Work to complete
Repeat, line for line, the entries printed below.

Provided data
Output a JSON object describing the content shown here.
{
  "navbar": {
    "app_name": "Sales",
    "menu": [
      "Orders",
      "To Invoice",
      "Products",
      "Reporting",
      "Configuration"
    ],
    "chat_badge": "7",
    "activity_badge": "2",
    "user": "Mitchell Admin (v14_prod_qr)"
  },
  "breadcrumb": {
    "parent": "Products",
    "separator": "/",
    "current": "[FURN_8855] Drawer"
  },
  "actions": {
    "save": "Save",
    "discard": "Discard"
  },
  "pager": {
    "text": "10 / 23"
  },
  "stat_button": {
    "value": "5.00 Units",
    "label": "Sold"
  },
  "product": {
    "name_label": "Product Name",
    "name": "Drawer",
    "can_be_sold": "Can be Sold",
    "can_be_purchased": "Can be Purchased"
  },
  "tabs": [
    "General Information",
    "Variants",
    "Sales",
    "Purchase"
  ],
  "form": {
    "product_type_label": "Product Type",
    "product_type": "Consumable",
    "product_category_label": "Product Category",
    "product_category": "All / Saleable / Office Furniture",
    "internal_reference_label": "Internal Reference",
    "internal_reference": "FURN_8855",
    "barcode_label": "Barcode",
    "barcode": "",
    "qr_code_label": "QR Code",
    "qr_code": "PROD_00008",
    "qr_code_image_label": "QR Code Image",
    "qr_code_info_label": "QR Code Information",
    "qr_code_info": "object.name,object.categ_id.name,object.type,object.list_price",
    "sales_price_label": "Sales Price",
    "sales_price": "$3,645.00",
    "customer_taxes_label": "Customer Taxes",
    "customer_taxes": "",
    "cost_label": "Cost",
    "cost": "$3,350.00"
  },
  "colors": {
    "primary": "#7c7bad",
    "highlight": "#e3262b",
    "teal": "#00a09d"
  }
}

Output for this exercise
Output a JSON object describing the content shown here.
{
  "navbar": {
    "app_name": "Sales",
    "menu": [
      "Orders",
      "To Invoice",
      "Products",
      "Reporting",
      "Configuration"
    ],
    "chat_badge": "7",
    "activity_badge": "2",
    "user": "Mitchell Admin (v14_prod_qr)"
  },
  "breadcrumb": {
    "parent": "Products",
    "separator": "/",
    "current": "[FURN_8855] Drawer"
  },
  "actions": {
    "save": "Save",
    "discard": "Discard"
  },
  "pager": {
    "text": "10 / 23"
  },
  "stat_button": {
    "value": "5.00 Units",
    "label": "Sold"
  },
  "product": {
    "name_label": "Product Name",
    "name": "Drawer",
    "can_be_sold": "Can be Sold",
    "can_be_purchased": "Can be Purchased"
  },
  "tabs": [
    "General Information",
    "Variants",
    "Sales",
    "Purchase"
  ],
  "form": {
    "product_type_label": "Product Type",
    "product_type": "Consumable",
    "product_category_label": "Product Category",
    "product_category": "All / Saleable / Office Furniture",
    "internal_reference_label": "Internal Reference",
    "internal_reference": "FURN_8855",
    "barcode_label": "Barcode",
    "barcode": "",
    "qr_code_label": "QR Code",
    "qr_code": "PROD_00008",
    "qr_code_image_label": "QR Code Image",
    "qr_code_info_label": "QR Code Information",
    "qr_code_info": "object.name,object.categ_id.name,object.type,object.list_price",
    "sales_price_label": "Sales Price",
    "sales_price": "$3,645.00",
    "customer_taxes_label": "Customer Taxes",
    "customer_taxes": "",
    "cost_label": "Cost",
    "cost": "$3,350.00"
  },
  "colors": {
    "primary": "#7c7bad",
    "highlight": "#e3262b",
    "teal": "#00a09d"
  }
}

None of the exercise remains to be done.